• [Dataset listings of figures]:
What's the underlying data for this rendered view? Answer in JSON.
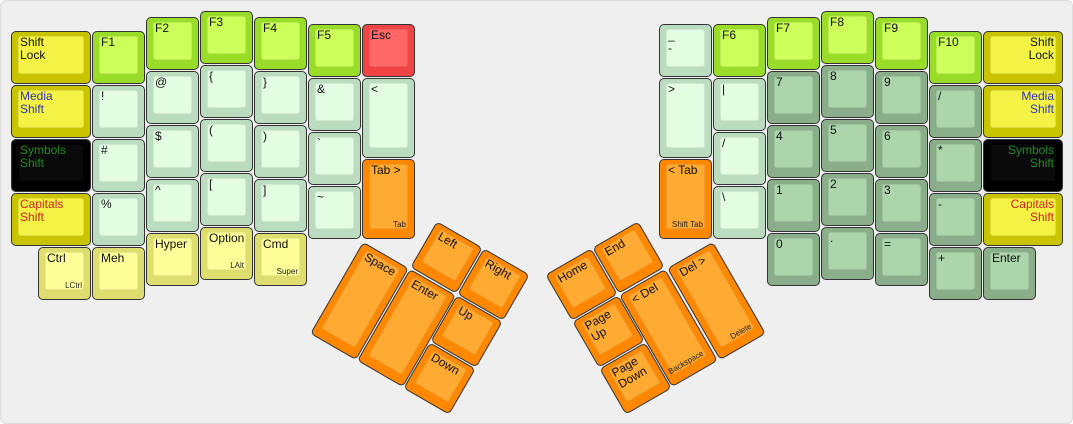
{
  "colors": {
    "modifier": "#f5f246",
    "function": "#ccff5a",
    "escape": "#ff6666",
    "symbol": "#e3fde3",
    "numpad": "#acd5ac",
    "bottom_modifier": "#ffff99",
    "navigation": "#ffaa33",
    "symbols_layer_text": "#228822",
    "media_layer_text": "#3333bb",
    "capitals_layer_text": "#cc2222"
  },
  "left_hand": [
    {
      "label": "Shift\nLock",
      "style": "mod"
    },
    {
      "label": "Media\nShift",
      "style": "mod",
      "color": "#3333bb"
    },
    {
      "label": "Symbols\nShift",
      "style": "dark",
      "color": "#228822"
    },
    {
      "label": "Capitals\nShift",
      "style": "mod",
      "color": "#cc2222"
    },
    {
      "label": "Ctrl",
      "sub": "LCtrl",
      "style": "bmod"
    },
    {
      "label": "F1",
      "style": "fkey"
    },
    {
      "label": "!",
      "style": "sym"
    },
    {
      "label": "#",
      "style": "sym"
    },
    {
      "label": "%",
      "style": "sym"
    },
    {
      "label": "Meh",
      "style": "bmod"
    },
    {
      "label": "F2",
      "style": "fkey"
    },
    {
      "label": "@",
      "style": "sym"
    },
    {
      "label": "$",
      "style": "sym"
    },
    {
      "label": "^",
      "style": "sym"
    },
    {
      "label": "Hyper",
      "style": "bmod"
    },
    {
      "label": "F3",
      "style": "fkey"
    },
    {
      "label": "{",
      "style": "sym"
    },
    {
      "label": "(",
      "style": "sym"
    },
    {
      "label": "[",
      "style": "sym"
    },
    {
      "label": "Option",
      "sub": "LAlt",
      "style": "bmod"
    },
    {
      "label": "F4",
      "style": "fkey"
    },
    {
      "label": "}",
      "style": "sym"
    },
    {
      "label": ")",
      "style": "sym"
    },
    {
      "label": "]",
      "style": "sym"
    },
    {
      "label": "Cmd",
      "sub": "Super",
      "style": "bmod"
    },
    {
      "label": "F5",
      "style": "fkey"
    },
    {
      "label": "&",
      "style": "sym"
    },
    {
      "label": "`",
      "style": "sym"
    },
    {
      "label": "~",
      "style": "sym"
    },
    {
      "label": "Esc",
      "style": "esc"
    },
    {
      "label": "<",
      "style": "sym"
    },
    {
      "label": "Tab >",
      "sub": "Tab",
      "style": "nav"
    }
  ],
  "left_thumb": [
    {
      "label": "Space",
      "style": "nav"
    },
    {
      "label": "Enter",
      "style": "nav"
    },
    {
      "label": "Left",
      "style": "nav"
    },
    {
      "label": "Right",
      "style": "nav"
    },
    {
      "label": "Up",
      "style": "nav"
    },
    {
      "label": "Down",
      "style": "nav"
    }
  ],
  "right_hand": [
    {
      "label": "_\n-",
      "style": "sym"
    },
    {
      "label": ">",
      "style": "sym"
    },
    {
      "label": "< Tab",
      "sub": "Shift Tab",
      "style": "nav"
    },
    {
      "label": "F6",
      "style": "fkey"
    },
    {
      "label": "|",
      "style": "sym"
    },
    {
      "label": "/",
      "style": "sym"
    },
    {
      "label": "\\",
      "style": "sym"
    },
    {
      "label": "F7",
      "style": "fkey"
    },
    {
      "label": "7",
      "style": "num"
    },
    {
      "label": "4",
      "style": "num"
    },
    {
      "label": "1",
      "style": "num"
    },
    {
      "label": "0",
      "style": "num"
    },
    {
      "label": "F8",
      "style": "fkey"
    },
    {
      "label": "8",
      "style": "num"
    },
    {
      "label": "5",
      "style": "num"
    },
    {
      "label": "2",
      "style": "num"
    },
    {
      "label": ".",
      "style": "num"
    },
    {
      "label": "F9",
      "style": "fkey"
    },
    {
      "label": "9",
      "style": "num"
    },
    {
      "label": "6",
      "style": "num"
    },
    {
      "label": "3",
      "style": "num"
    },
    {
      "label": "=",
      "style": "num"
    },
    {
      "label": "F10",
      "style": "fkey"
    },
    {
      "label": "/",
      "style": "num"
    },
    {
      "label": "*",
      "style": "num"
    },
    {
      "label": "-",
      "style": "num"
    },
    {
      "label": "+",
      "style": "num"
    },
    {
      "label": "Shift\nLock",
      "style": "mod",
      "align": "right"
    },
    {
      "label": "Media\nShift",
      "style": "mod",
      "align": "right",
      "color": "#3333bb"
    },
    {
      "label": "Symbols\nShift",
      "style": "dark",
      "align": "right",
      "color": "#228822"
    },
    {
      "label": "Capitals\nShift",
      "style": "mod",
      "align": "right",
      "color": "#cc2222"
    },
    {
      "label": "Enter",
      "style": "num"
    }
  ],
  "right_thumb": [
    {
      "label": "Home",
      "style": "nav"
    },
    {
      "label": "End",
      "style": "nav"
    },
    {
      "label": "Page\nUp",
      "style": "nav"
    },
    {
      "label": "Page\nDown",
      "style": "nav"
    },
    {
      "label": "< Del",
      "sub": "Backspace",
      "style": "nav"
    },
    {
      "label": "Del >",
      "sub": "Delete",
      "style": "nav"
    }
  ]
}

• [Work to complete]: Output the records above exactly; leave out the pictures.

• [Solution]:
What's the underlying data for this rendered view? Answer in JSON.
{
  "colors": {
    "modifier": "#f5f246",
    "function": "#ccff5a",
    "escape": "#ff6666",
    "symbol": "#e3fde3",
    "numpad": "#acd5ac",
    "bottom_modifier": "#ffff99",
    "navigation": "#ffaa33",
    "symbols_layer_text": "#228822",
    "media_layer_text": "#3333bb",
    "capitals_layer_text": "#cc2222"
  },
  "left_hand": [
    {
      "label": "Shift\nLock",
      "style": "mod"
    },
    {
      "label": "Media\nShift",
      "style": "mod",
      "color": "#3333bb"
    },
    {
      "label": "Symbols\nShift",
      "style": "dark",
      "color": "#228822"
    },
    {
      "label": "Capitals\nShift",
      "style": "mod",
      "color": "#cc2222"
    },
    {
      "label": "Ctrl",
      "sub": "LCtrl",
      "style": "bmod"
    },
    {
      "label": "F1",
      "style": "fkey"
    },
    {
      "label": "!",
      "style": "sym"
    },
    {
      "label": "#",
      "style": "sym"
    },
    {
      "label": "%",
      "style": "sym"
    },
    {
      "label": "Meh",
      "style": "bmod"
    },
    {
      "label": "F2",
      "style": "fkey"
    },
    {
      "label": "@",
      "style": "sym"
    },
    {
      "label": "$",
      "style": "sym"
    },
    {
      "label": "^",
      "style": "sym"
    },
    {
      "label": "Hyper",
      "style": "bmod"
    },
    {
      "label": "F3",
      "style": "fkey"
    },
    {
      "label": "{",
      "style": "sym"
    },
    {
      "label": "(",
      "style": "sym"
    },
    {
      "label": "[",
      "style": "sym"
    },
    {
      "label": "Option",
      "sub": "LAlt",
      "style": "bmod"
    },
    {
      "label": "F4",
      "style": "fkey"
    },
    {
      "label": "}",
      "style": "sym"
    },
    {
      "label": ")",
      "style": "sym"
    },
    {
      "label": "]",
      "style": "sym"
    },
    {
      "label": "Cmd",
      "sub": "Super",
      "style": "bmod"
    },
    {
      "label": "F5",
      "style": "fkey"
    },
    {
      "label": "&",
      "style": "sym"
    },
    {
      "label": "`",
      "style": "sym"
    },
    {
      "label": "~",
      "style": "sym"
    },
    {
      "label": "Esc",
      "style": "esc"
    },
    {
      "label": "<",
      "style": "sym"
    },
    {
      "label": "Tab >",
      "sub": "Tab",
      "style": "nav"
    }
  ],
  "left_thumb": [
    {
      "label": "Space",
      "style": "nav"
    },
    {
      "label": "Enter",
      "style": "nav"
    },
    {
      "label": "Left",
      "style": "nav"
    },
    {
      "label": "Right",
      "style": "nav"
    },
    {
      "label": "Up",
      "style": "nav"
    },
    {
      "label": "Down",
      "style": "nav"
    }
  ],
  "right_hand": [
    {
      "label": "_\n-",
      "style": "sym"
    },
    {
      "label": ">",
      "style": "sym"
    },
    {
      "label": "< Tab",
      "sub": "Shift Tab",
      "style": "nav"
    },
    {
      "label": "F6",
      "style": "fkey"
    },
    {
      "label": "|",
      "style": "sym"
    },
    {
      "label": "/",
      "style": "sym"
    },
    {
      "label": "\\",
      "style": "sym"
    },
    {
      "label": "F7",
      "style": "fkey"
    },
    {
      "label": "7",
      "style": "num"
    },
    {
      "label": "4",
      "style": "num"
    },
    {
      "label": "1",
      "style": "num"
    },
    {
      "label": "0",
      "style": "num"
    },
    {
      "label": "F8",
      "style": "fkey"
    },
    {
      "label": "8",
      "style": "num"
    },
    {
      "label": "5",
      "style": "num"
    },
    {
      "label": "2",
      "style": "num"
    },
    {
      "label": ".",
      "style": "num"
    },
    {
      "label": "F9",
      "style": "fkey"
    },
    {
      "label": "9",
      "style": "num"
    },
    {
      "label": "6",
      "style": "num"
    },
    {
      "label": "3",
      "style": "num"
    },
    {
      "label": "=",
      "style": "num"
    },
    {
      "label": "F10",
      "style": "fkey"
    },
    {
      "label": "/",
      "style": "num"
    },
    {
      "label": "*",
      "style": "num"
    },
    {
      "label": "-",
      "style": "num"
    },
    {
      "label": "+",
      "style": "num"
    },
    {
      "label": "Shift\nLock",
      "style": "mod",
      "align": "right"
    },
    {
      "label": "Media\nShift",
      "style": "mod",
      "align": "right",
      "color": "#3333bb"
    },
    {
      "label": "Symbols\nShift",
      "style": "dark",
      "align": "right",
      "color": "#228822"
    },
    {
      "label": "Capitals\nShift",
      "style": "mod",
      "align": "right",
      "color": "#cc2222"
    },
    {
      "label": "Enter",
      "style": "num"
    }
  ],
  "right_thumb": [
    {
      "label": "Home",
      "style": "nav"
    },
    {
      "label": "End",
      "style": "nav"
    },
    {
      "label": "Page\nUp",
      "style": "nav"
    },
    {
      "label": "Page\nDown",
      "style": "nav"
    },
    {
      "label": "< Del",
      "sub": "Backspace",
      "style": "nav"
    },
    {
      "label": "Del >",
      "sub": "Delete",
      "style": "nav"
    }
  ]
}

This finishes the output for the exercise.